My initial approach is to have a POC to completely scale down (scale to zero) the primary and replicas having just the my_search_index 0 s STARTED runTask-1 for the search traffic. In the above experiment I was able to delete the shards and still the search traffic is working. I was able to handle the segment replication side to exclude primary when it has flag "remove_indexing_shards.enabled": true and while its being removed, exclude search replicas in the same way.

## Document Search
curl -X GET "http://localhost:9200/my_search_index/_search" -H 'Content-Type: application/json' -d '{
  "query": {
    "match": {
      "title": "Sample Document 1"
    }
  }
}' | jq '.'

Now next steps is

Have the shard API _cat/shards/ to even remove this message UNASSIGNED ALLOCATION_FAILED.
Since Primary shards are remove,d we cant scale up the search replicas, have a mechanism to scale the search replicas from existing remote store or from existing search replicas.

curl -X PUT "http://localhost:9200/my_search_index/_settings" -H 'Content-Type: application/json' -d '{
  "index": {
    "number_of_search_only_replicas": 2
  }
}'

Better cluster status to show when primary is removed and just having the search replicas.
Do one final sync and the search replicas should refresh these segments before the primaries are removed.
Restore the primaries and replicas from existing cluster settings when "remove_indexing_shards.enabled": false.

Thank you
@getsaurabh02

prudhvigodithi · 2024-11-15T17:36:21Z

Had an offline sync up with @mch2 and yes we should be able to remove the custom allocation decider (RemoveIndexingShardsAllocationDecider) which was added previously, I have added some new changes main...prudhvigodithi:OpenSearch:searchonly, running

curl -X PUT "http://localhost:9200/my_search_index/_settings" -H 'Content-Type: application/json' -d '{
  "index": {
    "remove_indexing_shards.enabled": true
  }
}'

Directly modifies the routing tables and closes the primary and replica shards having only search replicas and allowing the search traffic.

▶ _RECORDED INFORMATION_:
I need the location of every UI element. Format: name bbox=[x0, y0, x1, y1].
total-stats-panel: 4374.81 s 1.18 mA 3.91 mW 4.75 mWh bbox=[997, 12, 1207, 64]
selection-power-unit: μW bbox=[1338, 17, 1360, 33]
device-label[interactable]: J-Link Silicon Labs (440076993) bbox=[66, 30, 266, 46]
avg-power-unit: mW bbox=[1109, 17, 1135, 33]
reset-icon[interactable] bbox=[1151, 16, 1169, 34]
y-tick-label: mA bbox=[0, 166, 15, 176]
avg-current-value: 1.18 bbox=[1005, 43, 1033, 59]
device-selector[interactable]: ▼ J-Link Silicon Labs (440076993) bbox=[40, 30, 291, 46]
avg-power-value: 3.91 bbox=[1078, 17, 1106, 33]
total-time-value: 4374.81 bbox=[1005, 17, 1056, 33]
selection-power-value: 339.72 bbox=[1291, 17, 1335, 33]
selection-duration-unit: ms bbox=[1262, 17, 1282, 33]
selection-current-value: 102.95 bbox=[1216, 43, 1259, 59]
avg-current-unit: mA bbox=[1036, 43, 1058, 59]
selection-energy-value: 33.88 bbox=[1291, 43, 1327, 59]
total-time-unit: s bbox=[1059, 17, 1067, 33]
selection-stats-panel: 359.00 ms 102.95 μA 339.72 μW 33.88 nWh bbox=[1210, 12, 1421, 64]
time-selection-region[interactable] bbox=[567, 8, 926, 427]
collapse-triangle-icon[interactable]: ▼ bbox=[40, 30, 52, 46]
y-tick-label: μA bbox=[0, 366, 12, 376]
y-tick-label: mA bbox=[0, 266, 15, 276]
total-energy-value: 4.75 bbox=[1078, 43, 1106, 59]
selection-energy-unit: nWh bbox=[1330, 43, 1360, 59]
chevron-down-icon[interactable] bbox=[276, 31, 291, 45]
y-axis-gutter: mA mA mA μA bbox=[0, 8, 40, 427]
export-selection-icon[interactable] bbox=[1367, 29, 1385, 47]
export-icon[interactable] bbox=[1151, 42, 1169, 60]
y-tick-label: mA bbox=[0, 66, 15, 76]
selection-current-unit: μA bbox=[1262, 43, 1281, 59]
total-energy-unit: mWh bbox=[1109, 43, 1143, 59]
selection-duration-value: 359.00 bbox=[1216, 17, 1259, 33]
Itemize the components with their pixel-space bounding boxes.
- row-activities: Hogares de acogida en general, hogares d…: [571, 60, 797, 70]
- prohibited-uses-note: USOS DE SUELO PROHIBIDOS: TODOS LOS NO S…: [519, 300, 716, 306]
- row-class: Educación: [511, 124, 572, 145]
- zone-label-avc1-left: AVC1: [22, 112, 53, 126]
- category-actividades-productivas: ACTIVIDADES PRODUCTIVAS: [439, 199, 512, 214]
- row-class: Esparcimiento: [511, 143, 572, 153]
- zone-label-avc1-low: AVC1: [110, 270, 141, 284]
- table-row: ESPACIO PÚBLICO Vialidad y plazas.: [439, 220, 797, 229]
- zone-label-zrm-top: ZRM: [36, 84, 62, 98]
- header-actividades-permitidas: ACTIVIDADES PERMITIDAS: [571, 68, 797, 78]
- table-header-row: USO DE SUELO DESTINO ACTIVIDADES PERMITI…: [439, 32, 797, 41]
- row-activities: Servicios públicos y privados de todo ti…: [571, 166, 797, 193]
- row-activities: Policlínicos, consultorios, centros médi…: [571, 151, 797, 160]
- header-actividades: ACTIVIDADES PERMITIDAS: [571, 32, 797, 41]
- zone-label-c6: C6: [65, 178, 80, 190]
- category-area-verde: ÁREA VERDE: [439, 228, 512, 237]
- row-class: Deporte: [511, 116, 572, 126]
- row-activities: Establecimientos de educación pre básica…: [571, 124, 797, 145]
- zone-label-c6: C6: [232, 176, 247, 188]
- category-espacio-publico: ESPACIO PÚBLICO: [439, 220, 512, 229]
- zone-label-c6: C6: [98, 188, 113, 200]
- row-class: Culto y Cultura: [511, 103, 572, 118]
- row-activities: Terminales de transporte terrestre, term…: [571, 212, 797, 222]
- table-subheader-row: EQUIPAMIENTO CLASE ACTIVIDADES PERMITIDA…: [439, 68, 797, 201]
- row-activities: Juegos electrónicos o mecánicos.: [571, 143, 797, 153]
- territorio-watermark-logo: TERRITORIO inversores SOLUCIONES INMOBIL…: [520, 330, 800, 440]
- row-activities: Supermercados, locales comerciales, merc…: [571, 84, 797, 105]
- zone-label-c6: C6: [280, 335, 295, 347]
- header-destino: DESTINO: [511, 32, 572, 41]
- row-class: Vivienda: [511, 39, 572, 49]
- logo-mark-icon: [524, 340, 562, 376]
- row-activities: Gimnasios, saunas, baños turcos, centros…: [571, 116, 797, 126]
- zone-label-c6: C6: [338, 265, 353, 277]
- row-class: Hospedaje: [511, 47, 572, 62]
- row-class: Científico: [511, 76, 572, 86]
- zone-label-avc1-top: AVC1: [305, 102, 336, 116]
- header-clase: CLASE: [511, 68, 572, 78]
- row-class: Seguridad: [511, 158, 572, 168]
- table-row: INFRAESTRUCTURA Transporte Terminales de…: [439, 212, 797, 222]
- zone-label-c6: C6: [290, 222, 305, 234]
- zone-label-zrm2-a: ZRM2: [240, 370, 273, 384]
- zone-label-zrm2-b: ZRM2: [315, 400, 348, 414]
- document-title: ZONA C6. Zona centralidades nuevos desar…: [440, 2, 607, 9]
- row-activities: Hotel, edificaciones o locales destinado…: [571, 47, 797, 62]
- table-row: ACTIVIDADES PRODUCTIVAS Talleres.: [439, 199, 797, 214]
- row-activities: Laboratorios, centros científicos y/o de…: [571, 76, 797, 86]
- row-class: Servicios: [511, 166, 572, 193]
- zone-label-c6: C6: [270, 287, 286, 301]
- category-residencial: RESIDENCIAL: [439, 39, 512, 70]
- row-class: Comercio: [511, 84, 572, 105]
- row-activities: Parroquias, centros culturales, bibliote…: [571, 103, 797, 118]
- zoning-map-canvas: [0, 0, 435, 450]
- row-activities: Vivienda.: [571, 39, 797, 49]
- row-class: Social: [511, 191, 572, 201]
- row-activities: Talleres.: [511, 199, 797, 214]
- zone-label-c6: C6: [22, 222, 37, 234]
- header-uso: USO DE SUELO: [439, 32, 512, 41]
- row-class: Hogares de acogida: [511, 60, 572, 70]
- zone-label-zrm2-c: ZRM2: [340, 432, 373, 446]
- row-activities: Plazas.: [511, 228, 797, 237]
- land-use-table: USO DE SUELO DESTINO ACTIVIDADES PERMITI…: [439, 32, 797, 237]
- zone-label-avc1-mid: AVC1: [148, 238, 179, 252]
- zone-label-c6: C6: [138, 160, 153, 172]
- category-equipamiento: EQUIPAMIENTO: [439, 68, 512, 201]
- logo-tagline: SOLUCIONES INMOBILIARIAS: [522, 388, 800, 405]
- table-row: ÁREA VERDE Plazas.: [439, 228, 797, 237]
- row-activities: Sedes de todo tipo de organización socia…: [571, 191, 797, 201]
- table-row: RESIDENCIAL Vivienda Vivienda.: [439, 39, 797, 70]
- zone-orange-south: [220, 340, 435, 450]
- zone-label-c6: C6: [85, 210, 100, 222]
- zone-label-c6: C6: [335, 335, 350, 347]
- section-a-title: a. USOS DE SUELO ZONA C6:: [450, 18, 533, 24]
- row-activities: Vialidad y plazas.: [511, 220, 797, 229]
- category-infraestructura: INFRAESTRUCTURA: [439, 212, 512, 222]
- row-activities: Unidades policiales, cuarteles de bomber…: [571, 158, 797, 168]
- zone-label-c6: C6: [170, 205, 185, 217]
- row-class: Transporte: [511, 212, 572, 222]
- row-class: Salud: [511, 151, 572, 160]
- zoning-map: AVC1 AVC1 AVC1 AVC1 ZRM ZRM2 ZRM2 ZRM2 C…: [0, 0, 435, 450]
...
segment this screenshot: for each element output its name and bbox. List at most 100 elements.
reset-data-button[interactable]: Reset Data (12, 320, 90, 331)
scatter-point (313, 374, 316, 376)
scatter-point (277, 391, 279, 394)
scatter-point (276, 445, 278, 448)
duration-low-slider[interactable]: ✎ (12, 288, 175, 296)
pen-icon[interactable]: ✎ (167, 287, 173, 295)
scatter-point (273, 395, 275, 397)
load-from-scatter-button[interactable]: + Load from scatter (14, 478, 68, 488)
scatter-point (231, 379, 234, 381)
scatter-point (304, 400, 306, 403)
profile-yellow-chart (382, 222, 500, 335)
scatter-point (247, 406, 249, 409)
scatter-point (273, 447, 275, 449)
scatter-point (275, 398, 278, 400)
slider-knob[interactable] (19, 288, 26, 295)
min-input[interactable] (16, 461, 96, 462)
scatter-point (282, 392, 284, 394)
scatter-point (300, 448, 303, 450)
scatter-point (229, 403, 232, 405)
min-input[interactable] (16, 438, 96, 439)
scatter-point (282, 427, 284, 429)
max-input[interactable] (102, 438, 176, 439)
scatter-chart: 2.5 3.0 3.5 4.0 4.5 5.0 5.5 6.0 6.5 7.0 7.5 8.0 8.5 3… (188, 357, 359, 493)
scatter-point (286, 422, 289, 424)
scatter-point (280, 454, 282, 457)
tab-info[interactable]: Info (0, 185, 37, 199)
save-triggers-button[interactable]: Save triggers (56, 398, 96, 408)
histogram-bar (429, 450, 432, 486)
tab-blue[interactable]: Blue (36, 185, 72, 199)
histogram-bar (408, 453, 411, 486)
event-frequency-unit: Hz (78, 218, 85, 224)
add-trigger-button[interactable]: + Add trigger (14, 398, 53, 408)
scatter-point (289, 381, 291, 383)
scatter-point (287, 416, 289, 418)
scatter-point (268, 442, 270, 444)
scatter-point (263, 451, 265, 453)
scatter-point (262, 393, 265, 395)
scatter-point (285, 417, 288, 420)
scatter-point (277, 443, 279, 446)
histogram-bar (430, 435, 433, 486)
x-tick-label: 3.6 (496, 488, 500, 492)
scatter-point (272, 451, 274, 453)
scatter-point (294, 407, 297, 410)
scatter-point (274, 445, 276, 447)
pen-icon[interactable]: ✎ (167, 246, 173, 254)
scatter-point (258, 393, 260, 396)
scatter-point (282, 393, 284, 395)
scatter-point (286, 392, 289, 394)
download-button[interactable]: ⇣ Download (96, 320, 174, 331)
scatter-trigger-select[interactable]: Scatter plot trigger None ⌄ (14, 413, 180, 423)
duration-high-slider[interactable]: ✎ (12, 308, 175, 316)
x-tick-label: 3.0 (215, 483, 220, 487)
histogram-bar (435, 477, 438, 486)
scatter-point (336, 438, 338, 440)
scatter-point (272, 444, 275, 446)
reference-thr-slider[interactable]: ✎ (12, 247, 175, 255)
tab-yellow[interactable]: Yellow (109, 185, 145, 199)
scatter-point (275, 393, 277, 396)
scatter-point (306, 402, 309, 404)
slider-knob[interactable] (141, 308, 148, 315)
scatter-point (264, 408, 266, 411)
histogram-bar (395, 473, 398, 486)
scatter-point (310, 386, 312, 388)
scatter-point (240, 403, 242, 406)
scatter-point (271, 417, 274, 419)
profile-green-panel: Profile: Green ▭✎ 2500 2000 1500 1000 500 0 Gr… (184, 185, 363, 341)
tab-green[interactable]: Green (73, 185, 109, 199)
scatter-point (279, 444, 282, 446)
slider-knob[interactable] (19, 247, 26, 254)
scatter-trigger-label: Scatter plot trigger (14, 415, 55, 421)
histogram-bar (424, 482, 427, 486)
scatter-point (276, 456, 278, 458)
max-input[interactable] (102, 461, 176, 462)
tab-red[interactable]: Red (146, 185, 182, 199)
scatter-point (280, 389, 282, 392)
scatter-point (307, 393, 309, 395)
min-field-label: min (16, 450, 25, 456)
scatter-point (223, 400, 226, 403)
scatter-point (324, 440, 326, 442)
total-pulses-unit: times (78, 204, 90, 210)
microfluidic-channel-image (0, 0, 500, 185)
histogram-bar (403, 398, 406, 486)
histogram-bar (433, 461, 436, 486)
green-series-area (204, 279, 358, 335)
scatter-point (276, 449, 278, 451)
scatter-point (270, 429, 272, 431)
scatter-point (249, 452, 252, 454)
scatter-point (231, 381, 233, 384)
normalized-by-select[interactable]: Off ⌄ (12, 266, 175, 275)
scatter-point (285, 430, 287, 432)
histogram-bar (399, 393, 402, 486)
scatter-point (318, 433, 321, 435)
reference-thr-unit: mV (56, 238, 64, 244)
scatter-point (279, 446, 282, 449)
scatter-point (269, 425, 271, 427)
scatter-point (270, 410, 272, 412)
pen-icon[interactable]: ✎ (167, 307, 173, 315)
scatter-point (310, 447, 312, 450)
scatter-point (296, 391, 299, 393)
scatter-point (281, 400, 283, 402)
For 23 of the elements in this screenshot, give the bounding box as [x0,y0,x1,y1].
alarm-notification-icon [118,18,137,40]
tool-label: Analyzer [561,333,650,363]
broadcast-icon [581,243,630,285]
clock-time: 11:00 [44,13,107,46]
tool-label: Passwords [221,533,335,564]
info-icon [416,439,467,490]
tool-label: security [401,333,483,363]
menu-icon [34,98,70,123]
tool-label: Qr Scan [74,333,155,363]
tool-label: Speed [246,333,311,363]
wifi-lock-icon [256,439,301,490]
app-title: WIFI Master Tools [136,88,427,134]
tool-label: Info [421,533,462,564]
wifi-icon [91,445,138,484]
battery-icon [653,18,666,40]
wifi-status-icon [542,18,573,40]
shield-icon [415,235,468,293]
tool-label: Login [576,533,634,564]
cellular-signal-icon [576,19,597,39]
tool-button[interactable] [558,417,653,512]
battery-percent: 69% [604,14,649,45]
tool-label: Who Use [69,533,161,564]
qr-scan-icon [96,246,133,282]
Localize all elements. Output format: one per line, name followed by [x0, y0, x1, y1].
* * *
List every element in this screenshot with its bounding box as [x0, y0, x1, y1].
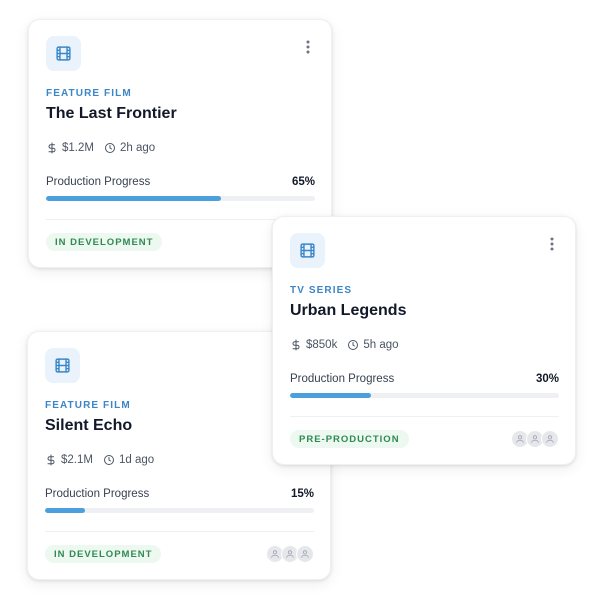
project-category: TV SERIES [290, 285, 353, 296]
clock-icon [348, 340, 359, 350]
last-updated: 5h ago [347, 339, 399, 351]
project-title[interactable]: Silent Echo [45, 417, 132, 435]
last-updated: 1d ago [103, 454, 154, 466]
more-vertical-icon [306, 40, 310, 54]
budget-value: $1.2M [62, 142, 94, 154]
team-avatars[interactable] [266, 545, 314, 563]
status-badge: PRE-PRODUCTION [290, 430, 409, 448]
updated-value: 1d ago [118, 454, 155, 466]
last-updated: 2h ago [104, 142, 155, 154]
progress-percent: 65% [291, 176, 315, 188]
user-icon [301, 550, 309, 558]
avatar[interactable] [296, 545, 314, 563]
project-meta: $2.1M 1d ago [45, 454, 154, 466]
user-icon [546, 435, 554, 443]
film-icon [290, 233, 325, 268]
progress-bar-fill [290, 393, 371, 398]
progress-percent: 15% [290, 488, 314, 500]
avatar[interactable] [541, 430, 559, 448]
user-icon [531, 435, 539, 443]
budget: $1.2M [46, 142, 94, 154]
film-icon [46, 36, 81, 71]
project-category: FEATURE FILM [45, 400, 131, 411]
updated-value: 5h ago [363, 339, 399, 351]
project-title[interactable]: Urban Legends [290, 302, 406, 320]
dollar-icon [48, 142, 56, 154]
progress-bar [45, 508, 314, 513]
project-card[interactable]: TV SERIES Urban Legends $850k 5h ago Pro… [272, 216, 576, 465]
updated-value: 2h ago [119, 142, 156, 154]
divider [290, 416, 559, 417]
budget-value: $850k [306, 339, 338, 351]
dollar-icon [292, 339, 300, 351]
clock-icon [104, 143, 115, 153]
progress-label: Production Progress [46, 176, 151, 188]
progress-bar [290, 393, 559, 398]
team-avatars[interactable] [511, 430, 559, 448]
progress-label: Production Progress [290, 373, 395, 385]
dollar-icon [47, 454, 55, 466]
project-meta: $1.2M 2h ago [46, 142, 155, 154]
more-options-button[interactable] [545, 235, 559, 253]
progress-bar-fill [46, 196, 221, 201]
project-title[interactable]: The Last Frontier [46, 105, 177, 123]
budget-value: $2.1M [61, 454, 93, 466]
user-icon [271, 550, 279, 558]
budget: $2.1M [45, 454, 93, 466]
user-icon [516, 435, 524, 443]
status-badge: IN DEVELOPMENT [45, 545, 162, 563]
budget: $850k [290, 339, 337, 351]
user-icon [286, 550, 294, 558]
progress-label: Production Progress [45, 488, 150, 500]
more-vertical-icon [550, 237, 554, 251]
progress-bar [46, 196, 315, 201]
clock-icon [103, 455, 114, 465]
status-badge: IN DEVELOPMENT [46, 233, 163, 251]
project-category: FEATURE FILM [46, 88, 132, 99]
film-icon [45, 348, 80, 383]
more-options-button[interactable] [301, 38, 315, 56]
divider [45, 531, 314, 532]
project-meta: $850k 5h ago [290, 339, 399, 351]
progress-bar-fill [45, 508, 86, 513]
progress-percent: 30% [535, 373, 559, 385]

▶ _TASK LIST_:
- 1) According to the thread on search-only replicas, which custom allocation decider can be removed?
- 2) Output the stretch of records from the line that contains "I need the location" through the line that contains "total-energy-value: 4.75 bbox=[1078, 43, 1106, 59]", with every character unchanged.

▶ _THE REPLIES_:
- 1) RemoveIndexingShardsAllocationDecider

- 2)
I need the location of every UI element. Format: name bbox=[x0, y0, x1, y1].
total-stats-panel: 4374.81 s 1.18 mA 3.91 mW 4.75 mWh bbox=[997, 12, 1207, 64]
selection-power-unit: μW bbox=[1338, 17, 1360, 33]
device-label[interactable]: J-Link Silicon Labs (440076993) bbox=[66, 30, 266, 46]
avg-power-unit: mW bbox=[1109, 17, 1135, 33]
reset-icon[interactable] bbox=[1151, 16, 1169, 34]
y-tick-label: mA bbox=[0, 166, 15, 176]
avg-current-value: 1.18 bbox=[1005, 43, 1033, 59]
device-selector[interactable]: ▼ J-Link Silicon Labs (440076993) bbox=[40, 30, 291, 46]
avg-power-value: 3.91 bbox=[1078, 17, 1106, 33]
total-time-value: 4374.81 bbox=[1005, 17, 1056, 33]
selection-power-value: 339.72 bbox=[1291, 17, 1335, 33]
selection-duration-unit: ms bbox=[1262, 17, 1282, 33]
selection-current-value: 102.95 bbox=[1216, 43, 1259, 59]
avg-current-unit: mA bbox=[1036, 43, 1058, 59]
selection-energy-value: 33.88 bbox=[1291, 43, 1327, 59]
total-time-unit: s bbox=[1059, 17, 1067, 33]
selection-stats-panel: 359.00 ms 102.95 μA 339.72 μW 33.88 nWh bbox=[1210, 12, 1421, 64]
time-selection-region[interactable] bbox=[567, 8, 926, 427]
collapse-triangle-icon[interactable]: ▼ bbox=[40, 30, 52, 46]
y-tick-label: μA bbox=[0, 366, 12, 376]
y-tick-label: mA bbox=[0, 266, 15, 276]
total-energy-value: 4.75 bbox=[1078, 43, 1106, 59]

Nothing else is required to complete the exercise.